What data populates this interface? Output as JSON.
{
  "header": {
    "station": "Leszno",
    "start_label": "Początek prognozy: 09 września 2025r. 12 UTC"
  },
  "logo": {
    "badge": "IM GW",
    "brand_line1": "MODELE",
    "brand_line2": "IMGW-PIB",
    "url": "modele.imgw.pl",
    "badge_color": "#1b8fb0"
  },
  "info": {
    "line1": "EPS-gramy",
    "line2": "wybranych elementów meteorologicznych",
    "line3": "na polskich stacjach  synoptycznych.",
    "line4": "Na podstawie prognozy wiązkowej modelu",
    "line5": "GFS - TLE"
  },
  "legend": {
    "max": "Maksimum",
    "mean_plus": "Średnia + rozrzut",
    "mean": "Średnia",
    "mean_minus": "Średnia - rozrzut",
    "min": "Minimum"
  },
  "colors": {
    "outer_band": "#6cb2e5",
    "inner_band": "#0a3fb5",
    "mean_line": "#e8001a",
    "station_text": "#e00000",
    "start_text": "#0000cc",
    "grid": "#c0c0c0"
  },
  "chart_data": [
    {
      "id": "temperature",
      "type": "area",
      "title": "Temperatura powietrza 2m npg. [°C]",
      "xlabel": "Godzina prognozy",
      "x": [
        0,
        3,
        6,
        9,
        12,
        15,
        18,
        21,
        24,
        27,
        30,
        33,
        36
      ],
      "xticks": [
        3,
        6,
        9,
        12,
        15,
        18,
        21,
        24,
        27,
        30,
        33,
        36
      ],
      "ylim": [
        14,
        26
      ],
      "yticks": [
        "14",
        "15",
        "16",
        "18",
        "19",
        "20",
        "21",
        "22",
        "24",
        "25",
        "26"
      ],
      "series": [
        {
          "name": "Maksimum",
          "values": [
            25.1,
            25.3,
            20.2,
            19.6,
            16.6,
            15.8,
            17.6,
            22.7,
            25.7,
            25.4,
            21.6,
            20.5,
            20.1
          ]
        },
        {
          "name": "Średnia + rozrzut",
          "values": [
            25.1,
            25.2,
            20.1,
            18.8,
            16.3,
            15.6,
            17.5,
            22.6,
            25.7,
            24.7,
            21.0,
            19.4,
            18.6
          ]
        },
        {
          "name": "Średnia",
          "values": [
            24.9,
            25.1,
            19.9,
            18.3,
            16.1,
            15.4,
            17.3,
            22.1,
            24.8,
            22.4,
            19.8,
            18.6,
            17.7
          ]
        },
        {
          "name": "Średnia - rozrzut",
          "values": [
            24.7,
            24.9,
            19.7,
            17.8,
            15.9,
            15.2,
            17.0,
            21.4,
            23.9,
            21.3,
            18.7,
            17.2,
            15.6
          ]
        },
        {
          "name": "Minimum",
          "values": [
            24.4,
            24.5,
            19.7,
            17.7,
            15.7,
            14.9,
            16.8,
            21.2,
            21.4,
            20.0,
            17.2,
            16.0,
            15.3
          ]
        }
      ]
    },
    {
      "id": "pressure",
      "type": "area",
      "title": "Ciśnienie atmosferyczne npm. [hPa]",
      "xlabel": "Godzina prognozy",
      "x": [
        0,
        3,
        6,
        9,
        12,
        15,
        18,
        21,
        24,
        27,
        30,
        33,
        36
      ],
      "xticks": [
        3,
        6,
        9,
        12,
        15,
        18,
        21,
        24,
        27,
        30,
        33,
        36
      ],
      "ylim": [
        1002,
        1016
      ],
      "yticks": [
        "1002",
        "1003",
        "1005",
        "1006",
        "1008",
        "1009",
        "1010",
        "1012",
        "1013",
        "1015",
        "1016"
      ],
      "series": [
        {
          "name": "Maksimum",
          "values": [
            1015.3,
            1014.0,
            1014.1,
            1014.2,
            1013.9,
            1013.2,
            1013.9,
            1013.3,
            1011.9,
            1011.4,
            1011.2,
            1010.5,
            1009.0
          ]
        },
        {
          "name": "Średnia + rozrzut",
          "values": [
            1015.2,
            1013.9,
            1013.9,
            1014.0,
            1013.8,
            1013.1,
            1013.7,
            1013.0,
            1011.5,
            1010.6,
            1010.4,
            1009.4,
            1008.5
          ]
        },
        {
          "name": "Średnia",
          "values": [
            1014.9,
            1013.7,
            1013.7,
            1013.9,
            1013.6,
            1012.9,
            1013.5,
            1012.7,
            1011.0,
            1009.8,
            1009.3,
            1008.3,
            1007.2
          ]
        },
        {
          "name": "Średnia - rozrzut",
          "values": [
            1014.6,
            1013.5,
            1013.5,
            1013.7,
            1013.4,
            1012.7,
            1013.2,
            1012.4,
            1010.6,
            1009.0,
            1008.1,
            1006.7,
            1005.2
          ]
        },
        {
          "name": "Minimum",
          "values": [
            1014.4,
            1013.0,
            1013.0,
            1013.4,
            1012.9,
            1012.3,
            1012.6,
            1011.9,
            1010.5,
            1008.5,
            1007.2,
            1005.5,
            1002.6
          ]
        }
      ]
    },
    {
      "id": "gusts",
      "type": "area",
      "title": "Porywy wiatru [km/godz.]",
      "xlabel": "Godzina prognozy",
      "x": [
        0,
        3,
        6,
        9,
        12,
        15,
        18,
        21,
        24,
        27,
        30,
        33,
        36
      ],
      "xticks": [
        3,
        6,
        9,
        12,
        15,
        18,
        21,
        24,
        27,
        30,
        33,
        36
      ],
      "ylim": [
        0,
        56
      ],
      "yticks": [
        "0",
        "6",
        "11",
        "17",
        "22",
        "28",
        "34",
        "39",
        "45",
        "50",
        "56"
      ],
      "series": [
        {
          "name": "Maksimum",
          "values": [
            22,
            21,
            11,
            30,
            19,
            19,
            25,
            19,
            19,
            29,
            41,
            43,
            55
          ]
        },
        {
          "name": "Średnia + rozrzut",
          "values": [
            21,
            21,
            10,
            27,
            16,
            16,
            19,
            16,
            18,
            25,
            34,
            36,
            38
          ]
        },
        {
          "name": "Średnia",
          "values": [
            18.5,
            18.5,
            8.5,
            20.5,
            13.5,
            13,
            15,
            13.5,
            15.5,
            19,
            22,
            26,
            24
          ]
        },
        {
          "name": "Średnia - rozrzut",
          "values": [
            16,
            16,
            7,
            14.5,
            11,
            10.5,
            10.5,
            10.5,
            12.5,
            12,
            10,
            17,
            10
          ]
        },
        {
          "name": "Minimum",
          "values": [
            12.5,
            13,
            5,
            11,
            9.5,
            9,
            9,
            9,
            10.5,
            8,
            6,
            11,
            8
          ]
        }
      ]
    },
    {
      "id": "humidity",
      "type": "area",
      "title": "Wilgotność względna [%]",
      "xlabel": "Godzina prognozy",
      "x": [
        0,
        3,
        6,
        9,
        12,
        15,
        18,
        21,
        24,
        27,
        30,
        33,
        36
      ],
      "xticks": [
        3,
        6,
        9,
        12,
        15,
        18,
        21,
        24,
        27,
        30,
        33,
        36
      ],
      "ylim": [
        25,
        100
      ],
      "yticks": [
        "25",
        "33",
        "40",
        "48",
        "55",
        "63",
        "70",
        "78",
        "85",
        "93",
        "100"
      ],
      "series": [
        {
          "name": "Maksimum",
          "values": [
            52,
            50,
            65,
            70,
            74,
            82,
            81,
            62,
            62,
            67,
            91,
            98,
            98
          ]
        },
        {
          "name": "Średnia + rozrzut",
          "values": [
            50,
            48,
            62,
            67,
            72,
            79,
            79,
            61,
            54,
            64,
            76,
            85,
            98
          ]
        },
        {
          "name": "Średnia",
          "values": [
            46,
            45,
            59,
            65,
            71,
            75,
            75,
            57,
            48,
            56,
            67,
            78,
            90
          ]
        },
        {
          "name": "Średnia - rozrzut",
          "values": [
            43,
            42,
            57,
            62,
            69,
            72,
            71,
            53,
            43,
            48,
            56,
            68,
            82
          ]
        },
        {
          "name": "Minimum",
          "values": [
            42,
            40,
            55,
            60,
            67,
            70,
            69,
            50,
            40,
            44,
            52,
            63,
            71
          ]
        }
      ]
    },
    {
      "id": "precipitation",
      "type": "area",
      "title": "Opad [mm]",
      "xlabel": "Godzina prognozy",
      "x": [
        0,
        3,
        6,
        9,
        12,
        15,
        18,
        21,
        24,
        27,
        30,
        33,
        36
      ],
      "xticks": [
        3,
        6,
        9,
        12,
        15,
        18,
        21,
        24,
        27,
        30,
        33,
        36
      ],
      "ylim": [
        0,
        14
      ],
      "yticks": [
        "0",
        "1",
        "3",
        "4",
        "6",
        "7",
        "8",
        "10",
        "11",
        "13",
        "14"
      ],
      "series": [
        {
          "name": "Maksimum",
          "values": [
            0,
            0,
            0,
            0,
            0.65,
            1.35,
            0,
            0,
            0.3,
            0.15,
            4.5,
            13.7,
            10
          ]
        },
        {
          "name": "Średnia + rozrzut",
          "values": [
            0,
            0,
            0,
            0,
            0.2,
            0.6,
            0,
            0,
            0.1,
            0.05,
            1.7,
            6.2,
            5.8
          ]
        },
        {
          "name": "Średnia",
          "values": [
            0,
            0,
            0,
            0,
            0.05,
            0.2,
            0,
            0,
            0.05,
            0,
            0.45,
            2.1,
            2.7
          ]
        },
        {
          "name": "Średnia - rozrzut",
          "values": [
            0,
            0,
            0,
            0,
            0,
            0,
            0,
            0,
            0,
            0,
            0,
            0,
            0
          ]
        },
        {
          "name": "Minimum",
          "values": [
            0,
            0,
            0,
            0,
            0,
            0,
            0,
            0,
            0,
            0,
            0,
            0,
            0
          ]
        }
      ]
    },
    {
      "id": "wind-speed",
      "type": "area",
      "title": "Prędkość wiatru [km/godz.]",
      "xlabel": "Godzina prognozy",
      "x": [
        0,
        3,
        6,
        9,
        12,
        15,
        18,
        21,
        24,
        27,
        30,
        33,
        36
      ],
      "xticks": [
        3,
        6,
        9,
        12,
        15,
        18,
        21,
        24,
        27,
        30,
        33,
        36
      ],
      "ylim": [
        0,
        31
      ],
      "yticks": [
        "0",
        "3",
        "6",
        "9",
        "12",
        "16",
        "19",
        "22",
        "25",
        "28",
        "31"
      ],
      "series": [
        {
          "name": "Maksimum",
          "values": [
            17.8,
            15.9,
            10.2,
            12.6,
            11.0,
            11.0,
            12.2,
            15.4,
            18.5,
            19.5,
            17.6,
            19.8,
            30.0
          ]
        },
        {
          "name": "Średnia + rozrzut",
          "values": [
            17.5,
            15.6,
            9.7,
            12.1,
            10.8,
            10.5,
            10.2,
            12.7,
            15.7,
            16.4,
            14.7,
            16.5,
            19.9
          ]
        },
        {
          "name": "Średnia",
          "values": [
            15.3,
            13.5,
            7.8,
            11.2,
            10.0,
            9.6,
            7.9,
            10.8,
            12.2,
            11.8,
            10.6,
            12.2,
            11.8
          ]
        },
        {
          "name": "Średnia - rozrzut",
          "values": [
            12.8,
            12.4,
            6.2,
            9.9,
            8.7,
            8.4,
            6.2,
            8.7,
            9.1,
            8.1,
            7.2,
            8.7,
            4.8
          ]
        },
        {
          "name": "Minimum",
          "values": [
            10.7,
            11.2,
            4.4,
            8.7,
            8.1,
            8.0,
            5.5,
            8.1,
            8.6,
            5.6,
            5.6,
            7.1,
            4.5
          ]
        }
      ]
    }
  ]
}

▶ Goal of the exercise:
Scan the entries above for the word "wiatru" and collect each line holding it.

▶ Full answer:
      "title": "Porywy wiatru [km/godz.]",
      "title": "Prędkość wiatru [km/godz.]",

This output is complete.